**OBJECTIVE**
Where a line holds the string "this", return that line.

**MATERIAL SUPPLIED**

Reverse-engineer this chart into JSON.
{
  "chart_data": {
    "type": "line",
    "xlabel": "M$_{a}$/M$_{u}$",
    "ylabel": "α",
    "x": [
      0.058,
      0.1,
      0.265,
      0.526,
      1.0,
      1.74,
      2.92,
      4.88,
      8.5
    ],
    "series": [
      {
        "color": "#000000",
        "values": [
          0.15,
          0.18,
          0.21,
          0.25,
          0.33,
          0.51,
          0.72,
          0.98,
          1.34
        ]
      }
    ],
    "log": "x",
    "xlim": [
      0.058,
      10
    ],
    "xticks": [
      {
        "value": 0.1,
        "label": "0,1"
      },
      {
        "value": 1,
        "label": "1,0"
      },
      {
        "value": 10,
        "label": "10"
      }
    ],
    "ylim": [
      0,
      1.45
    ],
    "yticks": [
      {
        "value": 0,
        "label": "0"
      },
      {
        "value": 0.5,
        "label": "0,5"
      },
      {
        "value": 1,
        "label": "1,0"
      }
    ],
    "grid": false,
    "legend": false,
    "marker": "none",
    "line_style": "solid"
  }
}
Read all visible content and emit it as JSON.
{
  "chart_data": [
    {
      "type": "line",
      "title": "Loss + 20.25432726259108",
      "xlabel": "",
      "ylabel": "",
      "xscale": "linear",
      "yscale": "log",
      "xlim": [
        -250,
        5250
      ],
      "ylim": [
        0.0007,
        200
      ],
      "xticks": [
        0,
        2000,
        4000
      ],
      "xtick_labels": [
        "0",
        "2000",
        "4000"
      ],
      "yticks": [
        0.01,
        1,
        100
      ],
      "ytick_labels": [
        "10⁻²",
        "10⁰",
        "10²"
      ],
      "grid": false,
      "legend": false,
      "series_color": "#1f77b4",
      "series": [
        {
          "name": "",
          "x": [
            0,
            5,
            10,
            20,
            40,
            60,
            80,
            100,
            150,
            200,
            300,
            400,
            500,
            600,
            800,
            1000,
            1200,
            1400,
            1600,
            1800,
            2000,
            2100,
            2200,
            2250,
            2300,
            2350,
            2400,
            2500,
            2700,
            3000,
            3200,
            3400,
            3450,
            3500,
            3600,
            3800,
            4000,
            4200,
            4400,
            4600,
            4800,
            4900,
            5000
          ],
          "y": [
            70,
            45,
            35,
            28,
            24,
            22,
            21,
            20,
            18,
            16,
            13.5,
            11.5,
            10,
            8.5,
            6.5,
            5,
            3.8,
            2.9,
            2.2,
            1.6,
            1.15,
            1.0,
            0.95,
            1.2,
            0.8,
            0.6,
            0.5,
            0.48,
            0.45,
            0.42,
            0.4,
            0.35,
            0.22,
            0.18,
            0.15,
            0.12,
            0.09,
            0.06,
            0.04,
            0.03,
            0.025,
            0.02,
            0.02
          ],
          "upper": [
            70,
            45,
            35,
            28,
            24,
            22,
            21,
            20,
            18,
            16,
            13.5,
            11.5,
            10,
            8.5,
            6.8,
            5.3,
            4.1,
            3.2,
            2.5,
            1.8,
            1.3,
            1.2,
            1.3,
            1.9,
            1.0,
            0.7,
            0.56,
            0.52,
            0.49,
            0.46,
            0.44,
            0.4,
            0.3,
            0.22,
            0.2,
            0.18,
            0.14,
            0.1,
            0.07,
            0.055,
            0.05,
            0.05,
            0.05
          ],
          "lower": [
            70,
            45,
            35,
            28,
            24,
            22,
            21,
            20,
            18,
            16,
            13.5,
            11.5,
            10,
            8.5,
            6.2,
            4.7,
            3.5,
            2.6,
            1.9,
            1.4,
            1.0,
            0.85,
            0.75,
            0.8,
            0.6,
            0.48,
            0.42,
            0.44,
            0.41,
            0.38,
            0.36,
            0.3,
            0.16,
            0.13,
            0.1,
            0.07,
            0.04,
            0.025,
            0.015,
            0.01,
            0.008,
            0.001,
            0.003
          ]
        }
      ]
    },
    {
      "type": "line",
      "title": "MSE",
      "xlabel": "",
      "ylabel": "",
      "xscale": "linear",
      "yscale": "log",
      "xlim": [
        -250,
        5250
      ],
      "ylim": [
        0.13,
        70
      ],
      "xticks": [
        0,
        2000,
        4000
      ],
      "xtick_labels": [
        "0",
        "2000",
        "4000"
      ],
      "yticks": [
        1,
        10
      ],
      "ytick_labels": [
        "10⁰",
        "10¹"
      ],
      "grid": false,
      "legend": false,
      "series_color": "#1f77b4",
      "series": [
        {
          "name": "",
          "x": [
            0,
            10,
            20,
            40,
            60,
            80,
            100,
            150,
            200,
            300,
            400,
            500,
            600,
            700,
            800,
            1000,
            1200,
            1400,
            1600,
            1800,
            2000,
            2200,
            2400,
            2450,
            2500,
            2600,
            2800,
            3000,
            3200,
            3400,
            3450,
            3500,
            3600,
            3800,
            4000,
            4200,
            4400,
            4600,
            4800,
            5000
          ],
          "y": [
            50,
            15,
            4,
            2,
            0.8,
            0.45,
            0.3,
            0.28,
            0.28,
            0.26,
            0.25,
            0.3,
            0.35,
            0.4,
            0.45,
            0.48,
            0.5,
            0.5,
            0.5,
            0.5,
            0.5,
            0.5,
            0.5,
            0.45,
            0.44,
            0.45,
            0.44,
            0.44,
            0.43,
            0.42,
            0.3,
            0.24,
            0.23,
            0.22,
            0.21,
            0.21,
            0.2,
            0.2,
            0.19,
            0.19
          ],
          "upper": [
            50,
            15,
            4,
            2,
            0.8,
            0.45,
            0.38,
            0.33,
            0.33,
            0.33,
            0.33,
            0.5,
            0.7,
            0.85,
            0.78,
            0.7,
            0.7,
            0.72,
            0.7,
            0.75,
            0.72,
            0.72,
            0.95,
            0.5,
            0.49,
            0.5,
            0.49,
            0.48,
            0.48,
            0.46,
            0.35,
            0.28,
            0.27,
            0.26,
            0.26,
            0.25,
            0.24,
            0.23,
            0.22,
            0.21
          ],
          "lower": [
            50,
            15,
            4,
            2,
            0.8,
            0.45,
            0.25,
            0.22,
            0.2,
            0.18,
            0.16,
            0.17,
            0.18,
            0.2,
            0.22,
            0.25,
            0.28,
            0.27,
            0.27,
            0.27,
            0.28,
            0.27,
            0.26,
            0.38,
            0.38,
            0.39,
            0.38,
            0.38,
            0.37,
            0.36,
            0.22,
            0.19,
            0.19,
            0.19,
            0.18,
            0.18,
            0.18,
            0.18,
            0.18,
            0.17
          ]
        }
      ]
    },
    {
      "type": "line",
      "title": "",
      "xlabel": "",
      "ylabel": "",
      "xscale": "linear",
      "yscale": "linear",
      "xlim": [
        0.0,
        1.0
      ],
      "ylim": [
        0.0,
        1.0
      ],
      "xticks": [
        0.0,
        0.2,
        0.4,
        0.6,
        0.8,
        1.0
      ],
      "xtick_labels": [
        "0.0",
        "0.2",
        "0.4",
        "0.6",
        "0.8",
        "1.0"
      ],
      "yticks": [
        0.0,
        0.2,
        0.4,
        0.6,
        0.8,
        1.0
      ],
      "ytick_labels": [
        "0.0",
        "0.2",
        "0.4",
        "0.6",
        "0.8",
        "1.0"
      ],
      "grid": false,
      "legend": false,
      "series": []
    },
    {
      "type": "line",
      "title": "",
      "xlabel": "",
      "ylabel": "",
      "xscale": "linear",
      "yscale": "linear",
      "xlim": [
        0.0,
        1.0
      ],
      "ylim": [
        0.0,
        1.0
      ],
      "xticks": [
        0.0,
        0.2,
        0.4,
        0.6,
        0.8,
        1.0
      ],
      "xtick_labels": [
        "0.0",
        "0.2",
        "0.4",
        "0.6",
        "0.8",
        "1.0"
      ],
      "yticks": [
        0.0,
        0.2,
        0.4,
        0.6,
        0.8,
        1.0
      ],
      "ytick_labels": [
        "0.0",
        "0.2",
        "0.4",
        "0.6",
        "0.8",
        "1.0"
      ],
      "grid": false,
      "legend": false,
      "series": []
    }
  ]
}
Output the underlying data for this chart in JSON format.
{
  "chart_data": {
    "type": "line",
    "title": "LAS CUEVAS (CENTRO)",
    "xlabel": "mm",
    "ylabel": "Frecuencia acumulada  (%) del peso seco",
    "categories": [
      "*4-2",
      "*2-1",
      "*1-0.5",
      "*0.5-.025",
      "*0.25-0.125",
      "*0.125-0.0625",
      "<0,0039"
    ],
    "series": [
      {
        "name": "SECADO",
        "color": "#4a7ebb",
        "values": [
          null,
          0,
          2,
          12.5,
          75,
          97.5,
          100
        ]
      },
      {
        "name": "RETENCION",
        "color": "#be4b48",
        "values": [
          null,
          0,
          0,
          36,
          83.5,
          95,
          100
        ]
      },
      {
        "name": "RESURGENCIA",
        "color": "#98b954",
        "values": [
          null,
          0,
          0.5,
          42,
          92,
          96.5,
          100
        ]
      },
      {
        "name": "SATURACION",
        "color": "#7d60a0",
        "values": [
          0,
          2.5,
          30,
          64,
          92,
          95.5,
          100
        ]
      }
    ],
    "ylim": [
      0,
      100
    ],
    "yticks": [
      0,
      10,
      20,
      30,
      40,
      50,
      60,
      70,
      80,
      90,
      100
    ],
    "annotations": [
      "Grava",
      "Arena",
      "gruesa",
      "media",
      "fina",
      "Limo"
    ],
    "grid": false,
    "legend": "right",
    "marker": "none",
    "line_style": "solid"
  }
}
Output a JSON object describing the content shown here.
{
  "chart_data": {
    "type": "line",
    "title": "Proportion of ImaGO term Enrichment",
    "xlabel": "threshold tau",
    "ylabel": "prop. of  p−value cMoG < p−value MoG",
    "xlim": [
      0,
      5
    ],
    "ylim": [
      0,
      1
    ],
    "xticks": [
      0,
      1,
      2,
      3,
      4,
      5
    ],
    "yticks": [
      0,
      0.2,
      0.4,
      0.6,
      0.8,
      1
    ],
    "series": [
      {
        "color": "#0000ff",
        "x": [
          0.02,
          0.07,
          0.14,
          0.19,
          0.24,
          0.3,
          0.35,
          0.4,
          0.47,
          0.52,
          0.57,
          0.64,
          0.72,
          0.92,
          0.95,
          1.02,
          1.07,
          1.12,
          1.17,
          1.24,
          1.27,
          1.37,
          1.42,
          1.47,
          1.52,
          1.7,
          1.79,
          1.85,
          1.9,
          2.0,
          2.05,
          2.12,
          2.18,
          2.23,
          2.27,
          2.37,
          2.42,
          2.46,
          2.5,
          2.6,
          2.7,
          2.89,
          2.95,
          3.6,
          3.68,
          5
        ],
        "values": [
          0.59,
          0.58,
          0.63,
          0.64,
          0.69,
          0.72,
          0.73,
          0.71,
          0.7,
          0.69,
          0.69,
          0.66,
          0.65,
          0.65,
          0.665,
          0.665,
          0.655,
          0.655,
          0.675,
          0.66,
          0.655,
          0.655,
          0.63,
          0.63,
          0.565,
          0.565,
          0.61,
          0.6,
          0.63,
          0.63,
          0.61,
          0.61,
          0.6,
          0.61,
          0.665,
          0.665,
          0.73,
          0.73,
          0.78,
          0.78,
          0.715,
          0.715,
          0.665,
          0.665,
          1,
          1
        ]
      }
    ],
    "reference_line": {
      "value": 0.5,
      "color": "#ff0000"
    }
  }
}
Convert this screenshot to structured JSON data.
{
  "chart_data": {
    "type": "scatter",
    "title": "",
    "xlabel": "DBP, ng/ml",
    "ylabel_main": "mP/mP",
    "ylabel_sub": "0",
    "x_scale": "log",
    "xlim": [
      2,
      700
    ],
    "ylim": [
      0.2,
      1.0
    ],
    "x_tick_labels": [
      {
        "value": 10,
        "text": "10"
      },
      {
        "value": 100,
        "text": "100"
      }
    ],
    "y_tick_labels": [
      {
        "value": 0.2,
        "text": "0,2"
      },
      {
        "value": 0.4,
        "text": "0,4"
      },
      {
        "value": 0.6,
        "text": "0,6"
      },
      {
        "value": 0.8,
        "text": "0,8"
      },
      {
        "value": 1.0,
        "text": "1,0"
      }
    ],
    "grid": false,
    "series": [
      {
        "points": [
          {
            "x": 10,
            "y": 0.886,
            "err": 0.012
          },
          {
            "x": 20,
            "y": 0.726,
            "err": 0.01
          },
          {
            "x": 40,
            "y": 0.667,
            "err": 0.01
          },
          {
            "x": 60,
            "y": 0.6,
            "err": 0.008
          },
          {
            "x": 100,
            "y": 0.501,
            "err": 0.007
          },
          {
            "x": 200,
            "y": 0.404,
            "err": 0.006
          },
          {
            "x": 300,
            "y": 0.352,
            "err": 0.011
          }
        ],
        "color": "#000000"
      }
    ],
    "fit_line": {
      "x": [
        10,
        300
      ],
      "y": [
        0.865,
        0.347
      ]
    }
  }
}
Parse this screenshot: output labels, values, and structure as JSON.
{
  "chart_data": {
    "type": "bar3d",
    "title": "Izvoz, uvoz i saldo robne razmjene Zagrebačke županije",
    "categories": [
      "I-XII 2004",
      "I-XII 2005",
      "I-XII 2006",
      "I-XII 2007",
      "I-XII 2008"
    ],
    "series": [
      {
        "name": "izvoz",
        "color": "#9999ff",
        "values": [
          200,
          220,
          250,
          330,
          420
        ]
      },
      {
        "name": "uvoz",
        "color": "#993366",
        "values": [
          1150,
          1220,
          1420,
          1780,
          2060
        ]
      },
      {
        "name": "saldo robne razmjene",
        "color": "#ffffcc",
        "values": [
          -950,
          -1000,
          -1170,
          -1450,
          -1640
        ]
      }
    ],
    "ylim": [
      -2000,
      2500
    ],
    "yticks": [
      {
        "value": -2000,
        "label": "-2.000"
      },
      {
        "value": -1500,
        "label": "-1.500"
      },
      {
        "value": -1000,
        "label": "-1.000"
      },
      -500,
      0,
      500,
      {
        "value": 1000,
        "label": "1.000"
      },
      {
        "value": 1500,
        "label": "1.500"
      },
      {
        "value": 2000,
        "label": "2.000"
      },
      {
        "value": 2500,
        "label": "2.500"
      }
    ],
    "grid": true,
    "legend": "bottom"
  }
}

**WORKED SOLUTION**
Reverse-engineer this chart into JSON.
Output the underlying data for this chart in JSON format.
Convert this screenshot to structured JSON data.
Parse this screenshot: output labels, values, and structure as JSON.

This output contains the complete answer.